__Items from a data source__

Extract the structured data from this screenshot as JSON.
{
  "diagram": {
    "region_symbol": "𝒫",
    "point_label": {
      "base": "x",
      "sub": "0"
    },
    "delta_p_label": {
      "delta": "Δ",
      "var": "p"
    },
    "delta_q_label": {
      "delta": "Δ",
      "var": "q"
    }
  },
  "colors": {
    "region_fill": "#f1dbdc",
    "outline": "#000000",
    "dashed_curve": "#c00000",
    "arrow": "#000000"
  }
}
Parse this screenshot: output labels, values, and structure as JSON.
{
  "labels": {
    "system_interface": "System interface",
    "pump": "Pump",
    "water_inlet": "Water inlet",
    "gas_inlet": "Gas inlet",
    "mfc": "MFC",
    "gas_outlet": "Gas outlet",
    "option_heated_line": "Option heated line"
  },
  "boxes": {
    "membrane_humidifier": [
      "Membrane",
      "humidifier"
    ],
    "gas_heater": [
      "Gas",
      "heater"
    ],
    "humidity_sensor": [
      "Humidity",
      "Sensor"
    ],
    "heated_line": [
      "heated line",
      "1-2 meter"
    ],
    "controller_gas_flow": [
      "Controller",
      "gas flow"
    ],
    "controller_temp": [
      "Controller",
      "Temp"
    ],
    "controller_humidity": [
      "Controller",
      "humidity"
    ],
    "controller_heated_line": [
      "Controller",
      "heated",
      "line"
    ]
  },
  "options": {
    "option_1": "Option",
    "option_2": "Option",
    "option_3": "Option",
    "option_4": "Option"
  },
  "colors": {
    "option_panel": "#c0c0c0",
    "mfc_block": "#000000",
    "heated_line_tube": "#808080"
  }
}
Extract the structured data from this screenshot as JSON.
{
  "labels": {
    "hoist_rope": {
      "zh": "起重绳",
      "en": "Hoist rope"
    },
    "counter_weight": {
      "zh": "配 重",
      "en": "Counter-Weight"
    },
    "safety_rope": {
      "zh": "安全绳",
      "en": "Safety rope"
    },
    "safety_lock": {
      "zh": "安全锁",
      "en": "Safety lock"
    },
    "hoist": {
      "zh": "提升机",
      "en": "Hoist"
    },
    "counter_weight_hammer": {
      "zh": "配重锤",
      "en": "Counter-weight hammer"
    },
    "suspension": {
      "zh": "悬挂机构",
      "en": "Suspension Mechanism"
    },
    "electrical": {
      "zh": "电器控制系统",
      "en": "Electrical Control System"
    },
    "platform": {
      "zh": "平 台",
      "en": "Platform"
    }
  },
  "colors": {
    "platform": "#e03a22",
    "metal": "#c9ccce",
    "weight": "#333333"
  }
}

__What is needed__
Your task is to print the whole listing again exactly.

__Answer for this exercise__
Extract the structured data from this screenshot as JSON.
{
  "diagram": {
    "region_symbol": "𝒫",
    "point_label": {
      "base": "x",
      "sub": "0"
    },
    "delta_p_label": {
      "delta": "Δ",
      "var": "p"
    },
    "delta_q_label": {
      "delta": "Δ",
      "var": "q"
    }
  },
  "colors": {
    "region_fill": "#f1dbdc",
    "outline": "#000000",
    "dashed_curve": "#c00000",
    "arrow": "#000000"
  }
}
Parse this screenshot: output labels, values, and structure as JSON.
{
  "labels": {
    "system_interface": "System interface",
    "pump": "Pump",
    "water_inlet": "Water inlet",
    "gas_inlet": "Gas inlet",
    "mfc": "MFC",
    "gas_outlet": "Gas outlet",
    "option_heated_line": "Option heated line"
  },
  "boxes": {
    "membrane_humidifier": [
      "Membrane",
      "humidifier"
    ],
    "gas_heater": [
      "Gas",
      "heater"
    ],
    "humidity_sensor": [
      "Humidity",
      "Sensor"
    ],
    "heated_line": [
      "heated line",
      "1-2 meter"
    ],
    "controller_gas_flow": [
      "Controller",
      "gas flow"
    ],
    "controller_temp": [
      "Controller",
      "Temp"
    ],
    "controller_humidity": [
      "Controller",
      "humidity"
    ],
    "controller_heated_line": [
      "Controller",
      "heated",
      "line"
    ]
  },
  "options": {
    "option_1": "Option",
    "option_2": "Option",
    "option_3": "Option",
    "option_4": "Option"
  },
  "colors": {
    "option_panel": "#c0c0c0",
    "mfc_block": "#000000",
    "heated_line_tube": "#808080"
  }
}
Extract the structured data from this screenshot as JSON.
{
  "labels": {
    "hoist_rope": {
      "zh": "起重绳",
      "en": "Hoist rope"
    },
    "counter_weight": {
      "zh": "配 重",
      "en": "Counter-Weight"
    },
    "safety_rope": {
      "zh": "安全绳",
      "en": "Safety rope"
    },
    "safety_lock": {
      "zh": "安全锁",
      "en": "Safety lock"
    },
    "hoist": {
      "zh": "提升机",
      "en": "Hoist"
    },
    "counter_weight_hammer": {
      "zh": "配重锤",
      "en": "Counter-weight hammer"
    },
    "suspension": {
      "zh": "悬挂机构",
      "en": "Suspension Mechanism"
    },
    "electrical": {
      "zh": "电器控制系统",
      "en": "Electrical Control System"
    },
    "platform": {
      "zh": "平 台",
      "en": "Platform"
    }
  },
  "colors": {
    "platform": "#e03a22",
    "metal": "#c9ccce",
    "weight": "#333333"
  }
}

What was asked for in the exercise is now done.